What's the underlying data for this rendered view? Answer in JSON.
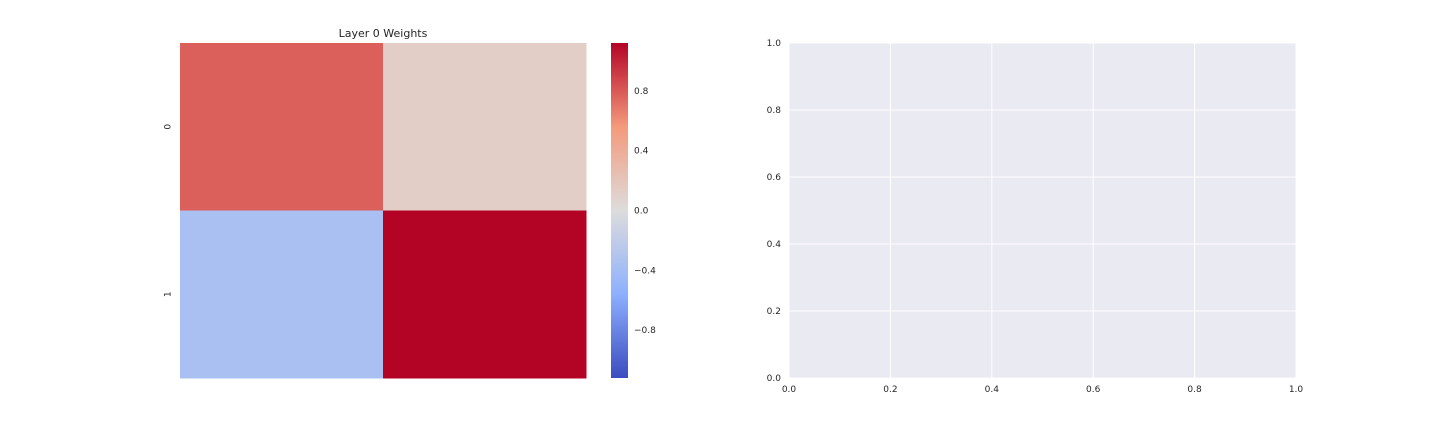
{
  "chart_data": [
    {
      "type": "heatmap",
      "title": "Layer 0 Weights",
      "rows": [
        "0",
        "1"
      ],
      "columns": [
        "",
        ""
      ],
      "values": [
        [
          0.78,
          0.12
        ],
        [
          -0.36,
          1.12
        ]
      ],
      "colormap": "coolwarm",
      "vmin": -1.12,
      "vmax": 1.12,
      "colorbar_ticks": [
        0.8,
        0.4,
        0.0,
        -0.4,
        -0.8
      ],
      "colorbar_tick_labels": [
        "0.8",
        "0.4",
        "0.0",
        "−0.4",
        "−0.8"
      ],
      "colorbar_colors": [
        "#b40426",
        "#f7a889",
        "#dddcdc",
        "#9dbdff",
        "#3b4cc0"
      ]
    },
    {
      "type": "scatter",
      "title": "",
      "xlim": [
        0.0,
        1.0
      ],
      "ylim": [
        0.0,
        1.0
      ],
      "x_ticks": [
        "0.0",
        "0.2",
        "0.4",
        "0.6",
        "0.8",
        "1.0"
      ],
      "y_ticks": [
        "0.0",
        "0.2",
        "0.4",
        "0.6",
        "0.8",
        "1.0"
      ],
      "grid": true,
      "background": "#eaeaf2",
      "series": []
    }
  ]
}
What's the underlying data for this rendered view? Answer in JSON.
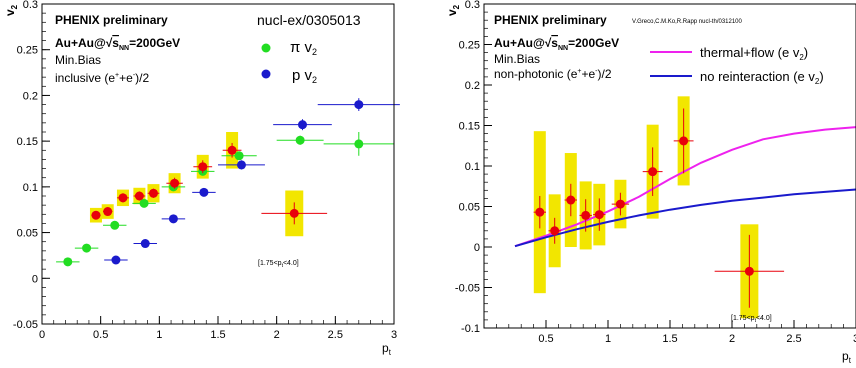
{
  "chart_data": [
    {
      "type": "scatter",
      "header": "PHENIX preliminary",
      "reference": "nucl-ex/0305013",
      "system_lines": [
        "Au+Au@",
        "=200GeV"
      ],
      "system_sqrt": "s",
      "system_sub": "NN",
      "centrality": "Min.Bias",
      "selection_prefix": "inclusive (e",
      "selection_plus": "+",
      "selection_mid": "+e",
      "selection_minus": "-",
      "selection_suffix": ")/2",
      "xlabel": "p",
      "xlabel_sub": "t",
      "ylabel": "v",
      "ylabel_sub": "2",
      "xlim": [
        0,
        3
      ],
      "ylim": [
        -0.05,
        0.3
      ],
      "xticks": [
        "0",
        "0.5",
        "1",
        "1.5",
        "2",
        "2.5",
        "3"
      ],
      "yticks": [
        "-0.05",
        "0",
        "0.05",
        "0.1",
        "0.15",
        "0.2",
        "0.25",
        "0.3"
      ],
      "range_note": "[1.75<p",
      "range_note_sub": "t",
      "range_note_end": "<4.0]",
      "legend_pi": "π v",
      "legend_p": "p v",
      "legend_sub": "2",
      "colors": {
        "header": "#e8000b",
        "pion": "#22dd22",
        "proton": "#1a1acc",
        "electron": "#e8000b",
        "syst": "#f2e600"
      },
      "series": [
        {
          "name": "π v2",
          "points": [
            {
              "x": 0.22,
              "y": 0.018,
              "xerr": 0.1,
              "yerr": 0.002
            },
            {
              "x": 0.38,
              "y": 0.033,
              "xerr": 0.1,
              "yerr": 0.002
            },
            {
              "x": 0.62,
              "y": 0.058,
              "xerr": 0.1,
              "yerr": 0.003
            },
            {
              "x": 0.87,
              "y": 0.082,
              "xerr": 0.1,
              "yerr": 0.003
            },
            {
              "x": 1.12,
              "y": 0.1,
              "xerr": 0.1,
              "yerr": 0.003
            },
            {
              "x": 1.37,
              "y": 0.117,
              "xerr": 0.1,
              "yerr": 0.004
            },
            {
              "x": 1.68,
              "y": 0.134,
              "xerr": 0.15,
              "yerr": 0.004
            },
            {
              "x": 2.2,
              "y": 0.151,
              "xerr": 0.2,
              "yerr": 0.005
            },
            {
              "x": 2.7,
              "y": 0.147,
              "xerr": 0.3,
              "yerr": 0.013
            }
          ]
        },
        {
          "name": "p v2",
          "points": [
            {
              "x": 0.63,
              "y": 0.02,
              "xerr": 0.1,
              "yerr": 0.003
            },
            {
              "x": 0.88,
              "y": 0.038,
              "xerr": 0.1,
              "yerr": 0.003
            },
            {
              "x": 1.12,
              "y": 0.065,
              "xerr": 0.1,
              "yerr": 0.004
            },
            {
              "x": 1.38,
              "y": 0.094,
              "xerr": 0.1,
              "yerr": 0.004
            },
            {
              "x": 1.7,
              "y": 0.124,
              "xerr": 0.2,
              "yerr": 0.005
            },
            {
              "x": 2.22,
              "y": 0.168,
              "xerr": 0.25,
              "yerr": 0.006
            },
            {
              "x": 2.7,
              "y": 0.19,
              "xerr": 0.35,
              "yerr": 0.007
            }
          ]
        },
        {
          "name": "inclusive (e++e-)/2",
          "points": [
            {
              "x": 0.46,
              "y": 0.069,
              "xerr": 0.04,
              "yerr": 0.004,
              "syst": 0.008
            },
            {
              "x": 0.56,
              "y": 0.073,
              "xerr": 0.04,
              "yerr": 0.004,
              "syst": 0.008
            },
            {
              "x": 0.69,
              "y": 0.088,
              "xerr": 0.05,
              "yerr": 0.005,
              "syst": 0.009
            },
            {
              "x": 0.83,
              "y": 0.09,
              "xerr": 0.05,
              "yerr": 0.005,
              "syst": 0.009
            },
            {
              "x": 0.95,
              "y": 0.093,
              "xerr": 0.05,
              "yerr": 0.005,
              "syst": 0.01
            },
            {
              "x": 1.13,
              "y": 0.104,
              "xerr": 0.07,
              "yerr": 0.006,
              "syst": 0.011
            },
            {
              "x": 1.37,
              "y": 0.122,
              "xerr": 0.08,
              "yerr": 0.007,
              "syst": 0.013
            },
            {
              "x": 1.62,
              "y": 0.14,
              "xerr": 0.08,
              "yerr": 0.008,
              "syst": 0.02
            },
            {
              "x": 2.15,
              "y": 0.071,
              "xerr": 0.28,
              "yerr": 0.012,
              "syst": 0.025
            }
          ]
        }
      ]
    },
    {
      "type": "scatter",
      "header": "PHENIX preliminary",
      "reference": "V.Greco,C.M.Ko,R.Rapp nucl-th/0312100",
      "system_lines": [
        "Au+Au@",
        "=200GeV"
      ],
      "system_sqrt": "s",
      "system_sub": "NN",
      "centrality": "Min.Bias",
      "selection_prefix": "non-photonic (e",
      "selection_plus": "+",
      "selection_mid": "+e",
      "selection_minus": "-",
      "selection_suffix": ")/2",
      "xlabel": "p",
      "xlabel_sub": "t",
      "ylabel": "v",
      "ylabel_sub": "2",
      "xlim": [
        0,
        3
      ],
      "ylim": [
        -0.1,
        0.3
      ],
      "xticks": [
        "0.5",
        "1",
        "1.5",
        "2",
        "2.5",
        "3"
      ],
      "yticks": [
        "-0.1",
        "-0.05",
        "0",
        "0.05",
        "0.1",
        "0.15",
        "0.2",
        "0.25",
        "0.3"
      ],
      "range_note": "[1.75<p",
      "range_note_sub": "t",
      "range_note_end": "<4.0]",
      "legend_thermal": "thermal+flow (e v",
      "legend_noreint": "no reinteraction (e v",
      "legend_sub": "2",
      "legend_close": ")",
      "colors": {
        "header": "#e8000b",
        "thermal": "#ee22ee",
        "noreint": "#1a1acc",
        "electron": "#e8000b",
        "syst": "#f2e600"
      },
      "curves": [
        {
          "name": "thermal+flow (e v2)",
          "x": [
            0.25,
            0.5,
            0.75,
            1.0,
            1.25,
            1.5,
            1.75,
            2.0,
            2.25,
            2.5,
            2.75,
            3.0
          ],
          "y": [
            0.001,
            0.014,
            0.028,
            0.044,
            0.062,
            0.084,
            0.104,
            0.12,
            0.133,
            0.14,
            0.145,
            0.148
          ]
        },
        {
          "name": "no reinteraction (e v2)",
          "x": [
            0.25,
            0.5,
            0.75,
            1.0,
            1.25,
            1.5,
            1.75,
            2.0,
            2.25,
            2.5,
            2.75,
            3.0
          ],
          "y": [
            0.001,
            0.012,
            0.022,
            0.031,
            0.039,
            0.046,
            0.052,
            0.057,
            0.061,
            0.065,
            0.068,
            0.071
          ]
        }
      ],
      "series": [
        {
          "name": "non-photonic (e++e-)/2",
          "points": [
            {
              "x": 0.45,
              "y": 0.043,
              "xerr": 0.05,
              "yerr": 0.02,
              "syst": 0.1
            },
            {
              "x": 0.57,
              "y": 0.02,
              "xerr": 0.05,
              "yerr": 0.016,
              "syst": 0.045
            },
            {
              "x": 0.7,
              "y": 0.058,
              "xerr": 0.05,
              "yerr": 0.02,
              "syst": 0.058
            },
            {
              "x": 0.82,
              "y": 0.039,
              "xerr": 0.05,
              "yerr": 0.02,
              "syst": 0.042
            },
            {
              "x": 0.93,
              "y": 0.04,
              "xerr": 0.05,
              "yerr": 0.02,
              "syst": 0.038
            },
            {
              "x": 1.1,
              "y": 0.053,
              "xerr": 0.07,
              "yerr": 0.014,
              "syst": 0.03
            },
            {
              "x": 1.36,
              "y": 0.093,
              "xerr": 0.08,
              "yerr": 0.03,
              "syst": 0.058
            },
            {
              "x": 1.61,
              "y": 0.131,
              "xerr": 0.08,
              "yerr": 0.04,
              "syst": 0.055
            },
            {
              "x": 2.14,
              "y": -0.03,
              "xerr": 0.28,
              "yerr": 0.045,
              "syst": 0.058
            }
          ]
        }
      ]
    }
  ]
}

**DIRECTIVE:**
In the records above, locate each line with the word "nucl". Copy all such lines.

**FULL SOLUTION:**
      "reference": "nucl-ex/0305013",
      "reference": "V.Greco,C.M.Ko,R.Rapp nucl-th/0312100",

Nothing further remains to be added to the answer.